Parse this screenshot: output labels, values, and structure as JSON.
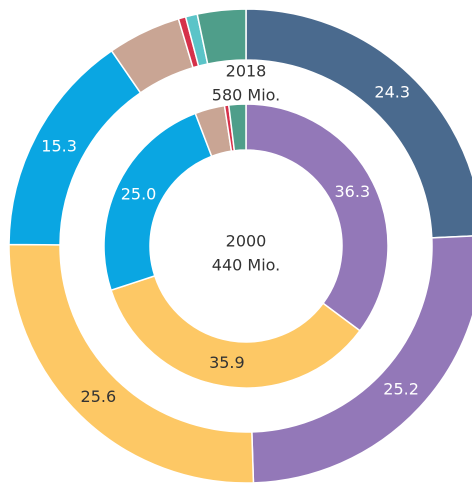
{
  "chart_data": {
    "type": "nested-donut",
    "rings": [
      {
        "title": "2018",
        "subtitle": "580 Mio.",
        "values": [
          24.3,
          25.2,
          25.6,
          15.3,
          5.0,
          0.5,
          0.8,
          3.3
        ],
        "value_labels": [
          "24.3",
          "25.2",
          "25.6",
          "15.3",
          null,
          null,
          null,
          null
        ],
        "colors": [
          "#4a6a8e",
          "#9378b8",
          "#fdc865",
          "#0aa6e2",
          "#c9a594",
          "#d6314a",
          "#5bc4c8",
          "#4f9e8a"
        ]
      },
      {
        "title": "2000",
        "subtitle": "440 Mio.",
        "values": [
          36.3,
          35.9,
          25.0,
          3.5,
          0.5,
          2.0
        ],
        "value_labels": [
          "36.3",
          "35.9",
          "25.0",
          null,
          null,
          null
        ],
        "colors": [
          "#9378b8",
          "#fdc865",
          "#0aa6e2",
          "#c9a594",
          "#d6314a",
          "#4f9e8a"
        ]
      }
    ]
  }
}
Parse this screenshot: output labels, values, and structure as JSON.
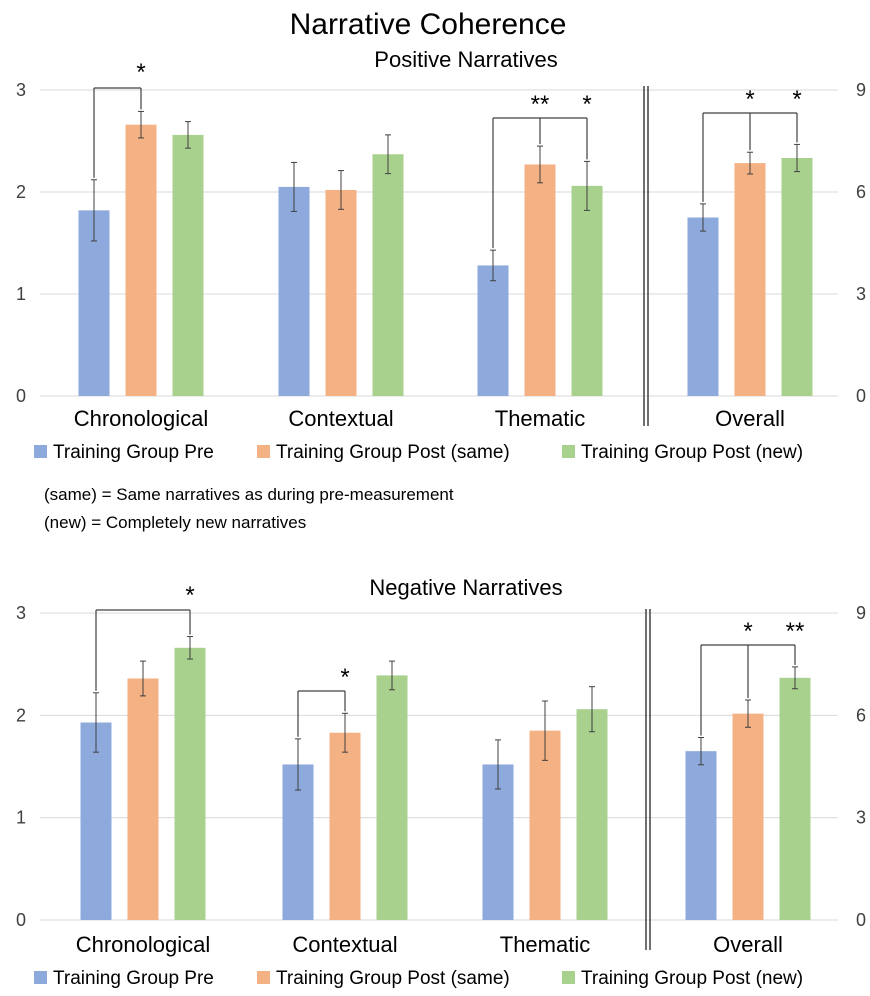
{
  "title": "Narrative Coherence",
  "colors": {
    "pre": "#8EA9DB",
    "post_same": "#F4B183",
    "post_new": "#A9D18E",
    "grid": "#D9D9D9"
  },
  "legend": [
    {
      "label": "Training Group Pre",
      "color": "#8EA9DB"
    },
    {
      "label": "Training Group Post (same)",
      "color": "#F4B183"
    },
    {
      "label": "Training Group Post (new)",
      "color": "#A9D18E"
    }
  ],
  "notes": [
    "(same) = Same narratives as during pre-measurement",
    "(new) = Completely new narratives"
  ],
  "chart_data": [
    {
      "type": "bar",
      "title": "Positive Narratives",
      "categories": [
        "Chronological",
        "Contextual",
        "Thematic",
        "Overall"
      ],
      "left_axis": {
        "ylim": [
          0,
          3
        ],
        "ticks": [
          "0",
          "1",
          "2",
          "3"
        ],
        "applies_to": [
          "Chronological",
          "Contextual",
          "Thematic"
        ]
      },
      "right_axis": {
        "ylim": [
          0,
          9
        ],
        "ticks": [
          "0",
          "3",
          "6",
          "9"
        ],
        "applies_to": [
          "Overall"
        ]
      },
      "series": [
        {
          "name": "Training Group Pre",
          "values": [
            1.82,
            2.05,
            1.28,
            5.25
          ],
          "errors": [
            0.3,
            0.24,
            0.15,
            0.4
          ]
        },
        {
          "name": "Training Group Post (same)",
          "values": [
            2.66,
            2.02,
            2.27,
            6.85
          ],
          "errors": [
            0.13,
            0.19,
            0.18,
            0.32
          ]
        },
        {
          "name": "Training Group Post (new)",
          "values": [
            2.56,
            2.37,
            2.06,
            7.0
          ],
          "errors": [
            0.13,
            0.19,
            0.24,
            0.4
          ]
        }
      ],
      "significance": [
        {
          "category": "Chronological",
          "from": 0,
          "to": [
            1
          ],
          "labels": [
            "*"
          ]
        },
        {
          "category": "Thematic",
          "from": 0,
          "to": [
            1,
            2
          ],
          "labels": [
            "**",
            "*"
          ]
        },
        {
          "category": "Overall",
          "from": 0,
          "to": [
            1,
            2
          ],
          "labels": [
            "*",
            "*"
          ]
        }
      ]
    },
    {
      "type": "bar",
      "title": "Negative Narratives",
      "categories": [
        "Chronological",
        "Contextual",
        "Thematic",
        "Overall"
      ],
      "left_axis": {
        "ylim": [
          0,
          3
        ],
        "ticks": [
          "0",
          "1",
          "2",
          "3"
        ],
        "applies_to": [
          "Chronological",
          "Contextual",
          "Thematic"
        ]
      },
      "right_axis": {
        "ylim": [
          0,
          9
        ],
        "ticks": [
          "0",
          "3",
          "6",
          "9"
        ],
        "applies_to": [
          "Overall"
        ]
      },
      "series": [
        {
          "name": "Training Group Pre",
          "values": [
            1.93,
            1.52,
            1.52,
            4.95
          ],
          "errors": [
            0.29,
            0.25,
            0.24,
            0.4
          ]
        },
        {
          "name": "Training Group Post (same)",
          "values": [
            2.36,
            1.83,
            1.85,
            6.05
          ],
          "errors": [
            0.17,
            0.19,
            0.29,
            0.4
          ]
        },
        {
          "name": "Training Group Post (new)",
          "values": [
            2.66,
            2.39,
            2.06,
            7.1
          ],
          "errors": [
            0.11,
            0.14,
            0.22,
            0.32
          ]
        }
      ],
      "significance": [
        {
          "category": "Chronological",
          "from": 0,
          "to": [
            2
          ],
          "labels": [
            "*"
          ]
        },
        {
          "category": "Contextual",
          "from": 0,
          "to": [
            1
          ],
          "labels": [
            "*"
          ]
        },
        {
          "category": "Overall",
          "from": 0,
          "to": [
            1,
            2
          ],
          "labels": [
            "*",
            "**"
          ]
        }
      ]
    }
  ]
}
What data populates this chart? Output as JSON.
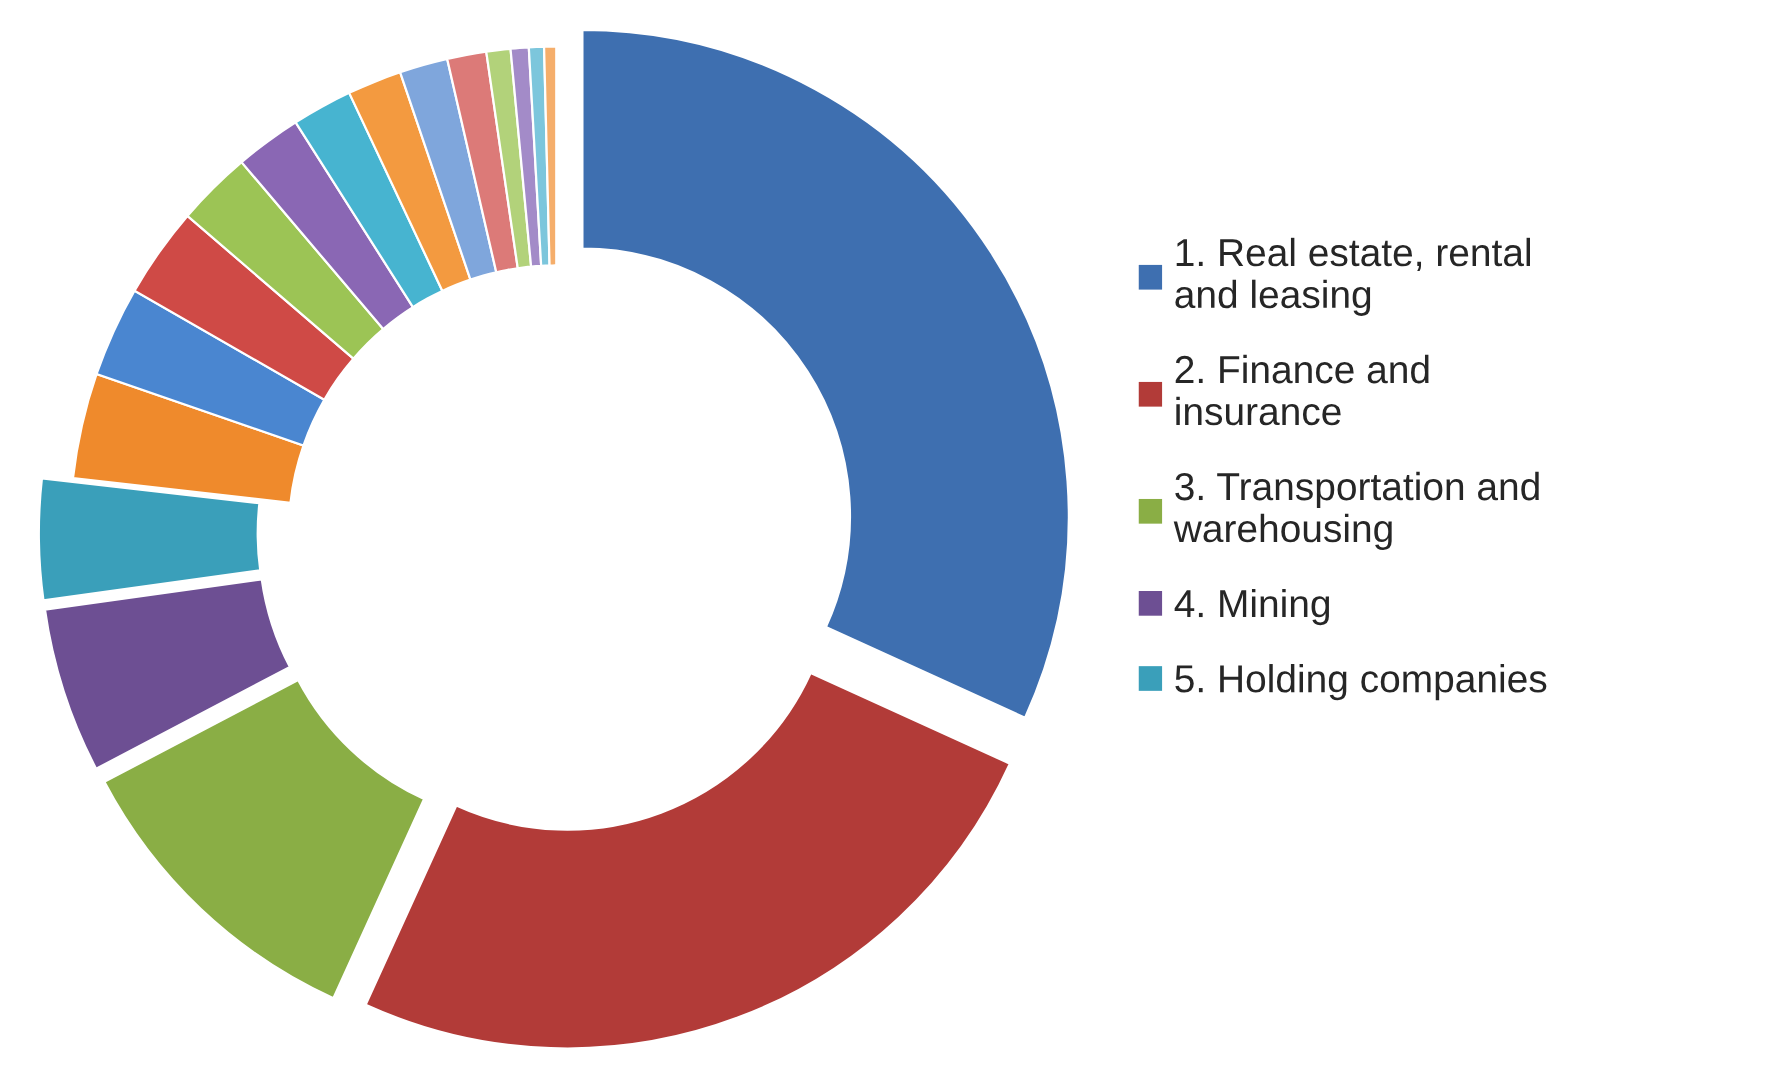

-------

■ PROBLEM DETAILS:
Take the listing above and restate it word for word, without its pictures.

■ ANSWER TO THE PROBLEM:
Parse this screenshot: output labels, values, and structure as JSON.
{
  "chart_data": {
    "type": "nested-donut",
    "rings": [
      {
        "title": "2018",
        "subtitle": "580 Mio.",
        "values": [
          24.3,
          25.2,
          25.6,
          15.3,
          5.0,
          0.5,
          0.8,
          3.3
        ],
        "value_labels": [
          "24.3",
          "25.2",
          "25.6",
          "15.3",
          null,
          null,
          null,
          null
        ],
        "colors": [
          "#4a6a8e",
          "#9378b8",
          "#fdc865",
          "#0aa6e2",
          "#c9a594",
          "#d6314a",
          "#5bc4c8",
          "#4f9e8a"
        ]
      },
      {
        "title": "2000",
        "subtitle": "440 Mio.",
        "values": [
          36.3,
          35.9,
          25.0,
          3.5,
          0.5,
          2.0
        ],
        "value_labels": [
          "36.3",
          "35.9",
          "25.0",
          null,
          null,
          null
        ],
        "colors": [
          "#9378b8",
          "#fdc865",
          "#0aa6e2",
          "#c9a594",
          "#d6314a",
          "#4f9e8a"
        ]
      }
    ]
  }
}
Parse this screenshot: output labels, values, and structure as JSON.
{
  "title": "Narrative Coherence",
  "colors": {
    "pre": "#8EA9DB",
    "post_same": "#F4B183",
    "post_new": "#A9D18E",
    "grid": "#D9D9D9"
  },
  "legend": [
    {
      "label": "Training Group Pre",
      "color": "#8EA9DB"
    },
    {
      "label": "Training Group Post (same)",
      "color": "#F4B183"
    },
    {
      "label": "Training Group Post (new)",
      "color": "#A9D18E"
    }
  ],
  "notes": [
    "(same) = Same narratives as during pre-measurement",
    "(new) = Completely new narratives"
  ],
  "chart_data": [
    {
      "type": "bar",
      "title": "Positive Narratives",
      "categories": [
        "Chronological",
        "Contextual",
        "Thematic",
        "Overall"
      ],
      "left_axis": {
        "ylim": [
          0,
          3
        ],
        "ticks": [
          "0",
          "1",
          "2",
          "3"
        ],
        "applies_to": [
          "Chronological",
          "Contextual",
          "Thematic"
        ]
      },
      "right_axis": {
        "ylim": [
          0,
          9
        ],
        "ticks": [
          "0",
          "3",
          "6",
          "9"
        ],
        "applies_to": [
          "Overall"
        ]
      },
      "series": [
        {
          "name": "Training Group Pre",
          "values": [
            1.82,
            2.05,
            1.28,
            5.25
          ],
          "errors": [
            0.3,
            0.24,
            0.15,
            0.4
          ]
        },
        {
          "name": "Training Group Post (same)",
          "values": [
            2.66,
            2.02,
            2.27,
            6.85
          ],
          "errors": [
            0.13,
            0.19,
            0.18,
            0.32
          ]
        },
        {
          "name": "Training Group Post (new)",
          "values": [
            2.56,
            2.37,
            2.06,
            7.0
          ],
          "errors": [
            0.13,
            0.19,
            0.24,
            0.4
          ]
        }
      ],
      "significance": [
        {
          "category": "Chronological",
          "from": 0,
          "to": [
            1
          ],
          "labels": [
            "*"
          ]
        },
        {
          "category": "Thematic",
          "from": 0,
          "to": [
            1,
            2
          ],
          "labels": [
            "**",
            "*"
          ]
        },
        {
          "category": "Overall",
          "from": 0,
          "to": [
            1,
            2
          ],
          "labels": [
            "*",
            "*"
          ]
        }
      ]
    },
    {
      "type": "bar",
      "title": "Negative Narratives",
      "categories": [
        "Chronological",
        "Contextual",
        "Thematic",
        "Overall"
      ],
      "left_axis": {
        "ylim": [
          0,
          3
        ],
        "ticks": [
          "0",
          "1",
          "2",
          "3"
        ],
        "applies_to": [
          "Chronological",
          "Contextual",
          "Thematic"
        ]
      },
      "right_axis": {
        "ylim": [
          0,
          9
        ],
        "ticks": [
          "0",
          "3",
          "6",
          "9"
        ],
        "applies_to": [
          "Overall"
        ]
      },
      "series": [
        {
          "name": "Training Group Pre",
          "values": [
            1.93,
            1.52,
            1.52,
            4.95
          ],
          "errors": [
            0.29,
            0.25,
            0.24,
            0.4
          ]
        },
        {
          "name": "Training Group Post (same)",
          "values": [
            2.36,
            1.83,
            1.85,
            6.05
          ],
          "errors": [
            0.17,
            0.19,
            0.29,
            0.4
          ]
        },
        {
          "name": "Training Group Post (new)",
          "values": [
            2.66,
            2.39,
            2.06,
            7.1
          ],
          "errors": [
            0.11,
            0.14,
            0.22,
            0.32
          ]
        }
      ],
      "significance": [
        {
          "category": "Chronological",
          "from": 0,
          "to": [
            2
          ],
          "labels": [
            "*"
          ]
        },
        {
          "category": "Contextual",
          "from": 0,
          "to": [
            1
          ],
          "labels": [
            "*"
          ]
        },
        {
          "category": "Overall",
          "from": 0,
          "to": [
            1,
            2
          ],
          "labels": [
            "*",
            "**"
          ]
        }
      ]
    }
  ]
}
What data populates this chart? Output as JSON.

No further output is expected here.